(Exercise brief) Every record should be copied exactly, except that pictures are to be omitted.

— START OF Data provided —

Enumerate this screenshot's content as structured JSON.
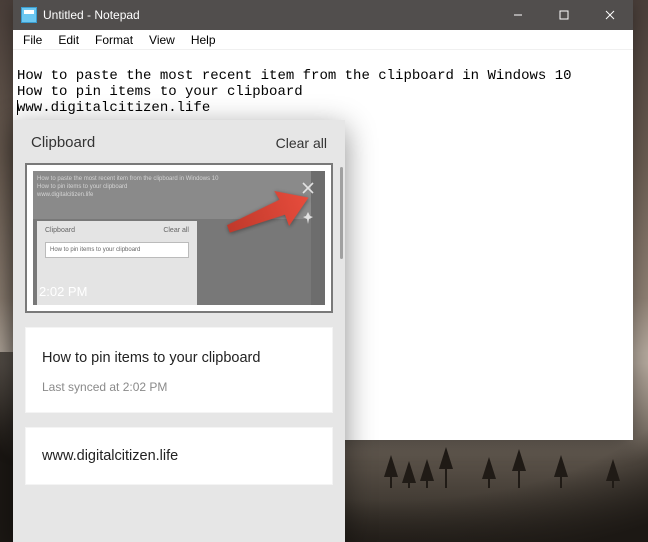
{
  "window": {
    "title": "Untitled - Notepad",
    "minimize": "–",
    "maximize": "❐",
    "close": "✕"
  },
  "menu": {
    "file": "File",
    "edit": "Edit",
    "format": "Format",
    "view": "View",
    "help": "Help"
  },
  "editor": {
    "line1": "How to paste the most recent item from the clipboard in Windows 10",
    "line2": "How to pin items to your clipboard",
    "line3": "www.digitalcitizen.life"
  },
  "clipboard": {
    "title": "Clipboard",
    "clear_all": "Clear all",
    "thumb": {
      "mini_line1": "How to paste the most recent item from the clipboard in Windows 10",
      "mini_line2": "How to pin items to your clipboard",
      "mini_line3": "www.digitalcitizen.life",
      "mini_panel_title": "Clipboard",
      "mini_panel_clear": "Clear all",
      "mini_item_text": "How to pin items to your clipboard",
      "timestamp": "2:02 PM"
    },
    "item2_text": "How to pin items to your clipboard",
    "item2_sync": "Last synced at 2:02 PM",
    "item3_text": "www.digitalcitizen.life"
  },
  "icons": {
    "delete": "delete-icon",
    "pin": "pin-icon"
  }
}
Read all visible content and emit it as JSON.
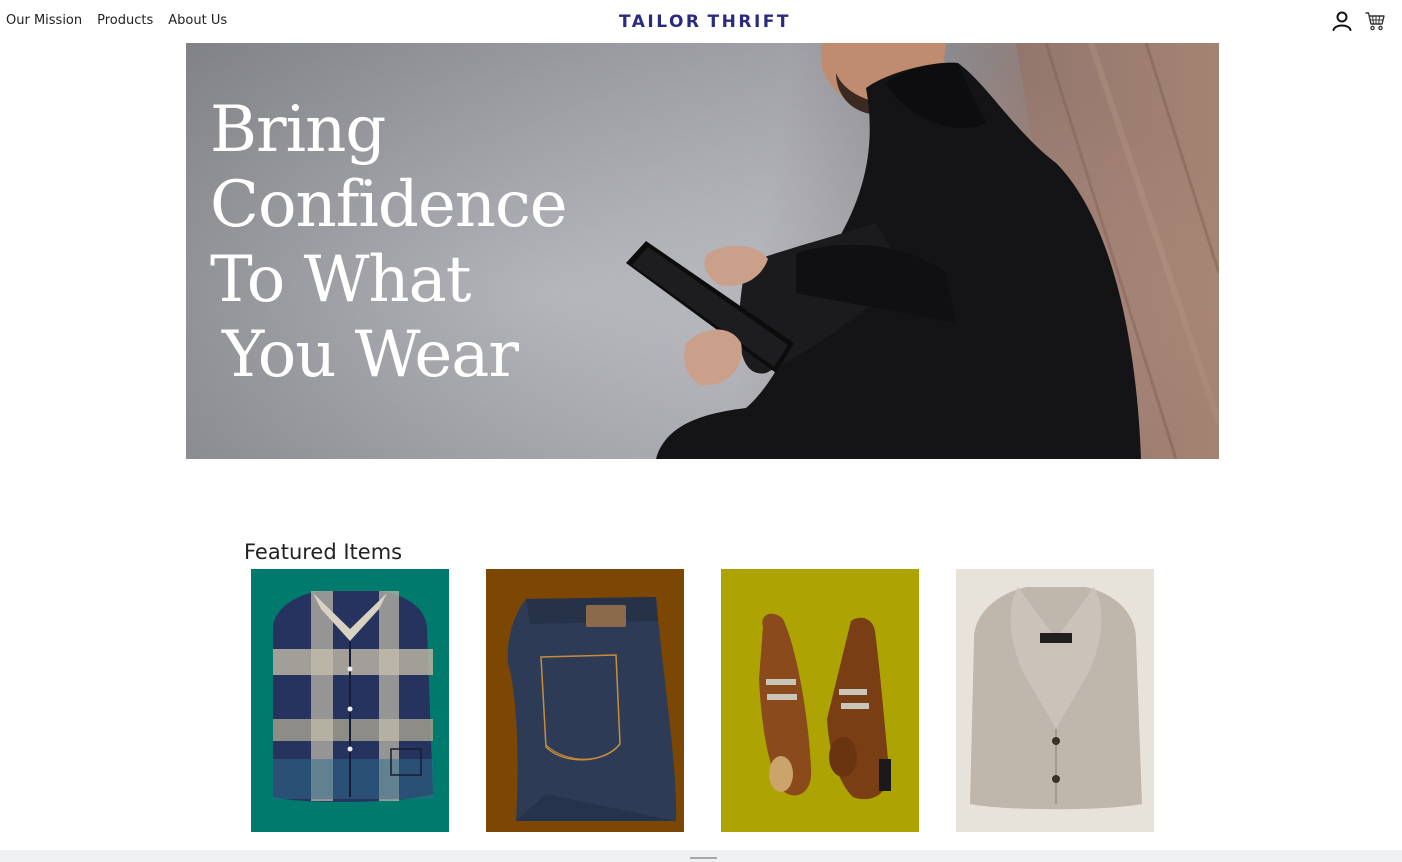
{
  "nav": {
    "links": [
      "Our Mission",
      "Products",
      "About Us"
    ],
    "logo": {
      "left": "TAILOR",
      "right": "THRIFT"
    },
    "icons": {
      "account": "user-icon",
      "cart": "cart-icon"
    }
  },
  "hero": {
    "headline_lines": [
      "Bring",
      "Confidence",
      "To What",
      "You Wear"
    ]
  },
  "featured": {
    "title": "Featured Items",
    "items": [
      {
        "name": "plaid button-down shirt",
        "background": "#007a6c"
      },
      {
        "name": "denim jeans",
        "background": "#7b4703"
      },
      {
        "name": "brown monk-strap shoes",
        "background": "#ada302"
      },
      {
        "name": "knit shawl-collar cardigan",
        "background": "#e8e3da"
      }
    ]
  },
  "colors": {
    "brand": "#2a2a80",
    "text": "#222222",
    "bottom_bar": "#eef0f2"
  }
}
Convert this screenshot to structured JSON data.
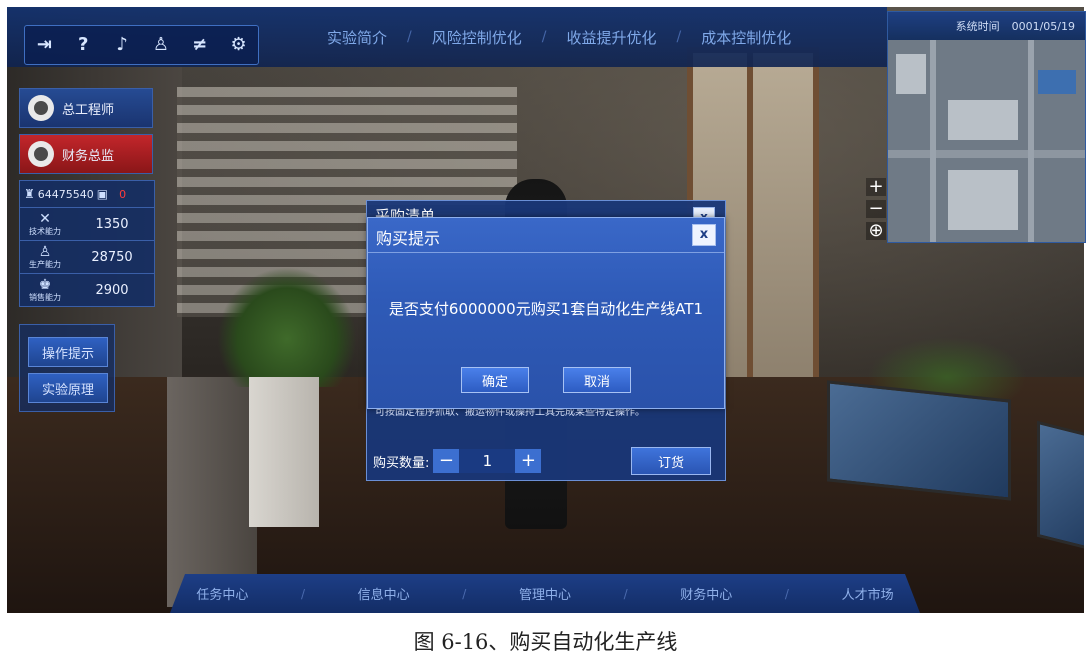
{
  "toolbar": {
    "icons": [
      "exit-icon",
      "help-icon",
      "music-icon",
      "user-icon",
      "filter-icon",
      "settings-icon"
    ],
    "icon_glyphs": [
      "⇥",
      "?",
      "♪",
      "♙",
      "≠",
      "⚙"
    ]
  },
  "top_tabs": [
    "实验简介",
    "风险控制优化",
    "收益提升优化",
    "成本控制优化"
  ],
  "minimap": {
    "time_label": "系统时间",
    "date": "0001/05/19"
  },
  "zoom": {
    "plus": "+",
    "minus": "−",
    "locate": "⊕"
  },
  "roles": [
    {
      "label": "总工程师"
    },
    {
      "label": "财务总监"
    }
  ],
  "stats": {
    "money": "64475540",
    "badge": "0",
    "rows": [
      {
        "label": "技术能力",
        "value": "1350"
      },
      {
        "label": "生产能力",
        "value": "28750"
      },
      {
        "label": "销售能力",
        "value": "2900"
      }
    ]
  },
  "aux": {
    "tips": "操作提示",
    "principle": "实验原理"
  },
  "purchase_list": {
    "title": "采购清单",
    "note": "可按固定程序抓取、搬运物件或操持工具完成某些特定操作。",
    "qty_label": "购买数量:",
    "qty": "1",
    "order": "订货"
  },
  "prompt": {
    "title": "购买提示",
    "message": "是否支付6000000元购买1套自动化生产线AT1",
    "confirm": "确定",
    "cancel": "取消",
    "close": "x"
  },
  "bottom_nav": [
    "任务中心",
    "信息中心",
    "管理中心",
    "财务中心",
    "人才市场"
  ],
  "caption": "图 6-16、购买自动化生产线"
}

— END OF Data provided —

(Result of the exercise)
Enumerate this screenshot's content as structured JSON.
{
  "window": {
    "title": "Untitled - Notepad",
    "minimize": "–",
    "maximize": "❐",
    "close": "✕"
  },
  "menu": {
    "file": "File",
    "edit": "Edit",
    "format": "Format",
    "view": "View",
    "help": "Help"
  },
  "editor": {
    "line1": "How to paste the most recent item from the clipboard in Windows 10",
    "line2": "How to pin items to your clipboard",
    "line3": "www.digitalcitizen.life"
  },
  "clipboard": {
    "title": "Clipboard",
    "clear_all": "Clear all",
    "thumb": {
      "mini_line1": "How to paste the most recent item from the clipboard in Windows 10",
      "mini_line2": "How to pin items to your clipboard",
      "mini_line3": "www.digitalcitizen.life",
      "mini_panel_title": "Clipboard",
      "mini_panel_clear": "Clear all",
      "mini_item_text": "How to pin items to your clipboard",
      "timestamp": "2:02 PM"
    },
    "item2_text": "How to pin items to your clipboard",
    "item2_sync": "Last synced at 2:02 PM",
    "item3_text": "www.digitalcitizen.life"
  },
  "icons": {
    "delete": "delete-icon",
    "pin": "pin-icon"
  }
}
Read all visible content and emit it as JSON.
{
  "nav": {
    "links": [
      "Our Mission",
      "Products",
      "About Us"
    ],
    "logo": {
      "left": "TAILOR",
      "right": "THRIFT"
    },
    "icons": {
      "account": "user-icon",
      "cart": "cart-icon"
    }
  },
  "hero": {
    "headline_lines": [
      "Bring",
      "Confidence",
      "To What",
      "You Wear"
    ]
  },
  "featured": {
    "title": "Featured Items",
    "items": [
      {
        "name": "plaid button-down shirt",
        "background": "#007a6c"
      },
      {
        "name": "denim jeans",
        "background": "#7b4703"
      },
      {
        "name": "brown monk-strap shoes",
        "background": "#ada302"
      },
      {
        "name": "knit shawl-collar cardigan",
        "background": "#e8e3da"
      }
    ]
  },
  "colors": {
    "brand": "#2a2a80",
    "text": "#222222",
    "bottom_bar": "#eef0f2"
  }
}
Convert this screenshot to structured JSON data.
{
  "toolbar": {
    "icons": [
      "exit-icon",
      "help-icon",
      "music-icon",
      "user-icon",
      "filter-icon",
      "settings-icon"
    ],
    "icon_glyphs": [
      "⇥",
      "?",
      "♪",
      "♙",
      "≠",
      "⚙"
    ]
  },
  "top_tabs": [
    "实验简介",
    "风险控制优化",
    "收益提升优化",
    "成本控制优化"
  ],
  "minimap": {
    "time_label": "系统时间",
    "date": "0001/05/19"
  },
  "zoom": {
    "plus": "+",
    "minus": "−",
    "locate": "⊕"
  },
  "roles": [
    {
      "label": "总工程师"
    },
    {
      "label": "财务总监"
    }
  ],
  "stats": {
    "money": "64475540",
    "badge": "0",
    "rows": [
      {
        "label": "技术能力",
        "value": "1350"
      },
      {
        "label": "生产能力",
        "value": "28750"
      },
      {
        "label": "销售能力",
        "value": "2900"
      }
    ]
  },
  "aux": {
    "tips": "操作提示",
    "principle": "实验原理"
  },
  "purchase_list": {
    "title": "采购清单",
    "note": "可按固定程序抓取、搬运物件或操持工具完成某些特定操作。",
    "qty_label": "购买数量:",
    "qty": "1",
    "order": "订货"
  },
  "prompt": {
    "title": "购买提示",
    "message": "是否支付6000000元购买1套自动化生产线AT1",
    "confirm": "确定",
    "cancel": "取消",
    "close": "x"
  },
  "bottom_nav": [
    "任务中心",
    "信息中心",
    "管理中心",
    "财务中心",
    "人才市场"
  ],
  "caption": "图 6-16、购买自动化生产线"
}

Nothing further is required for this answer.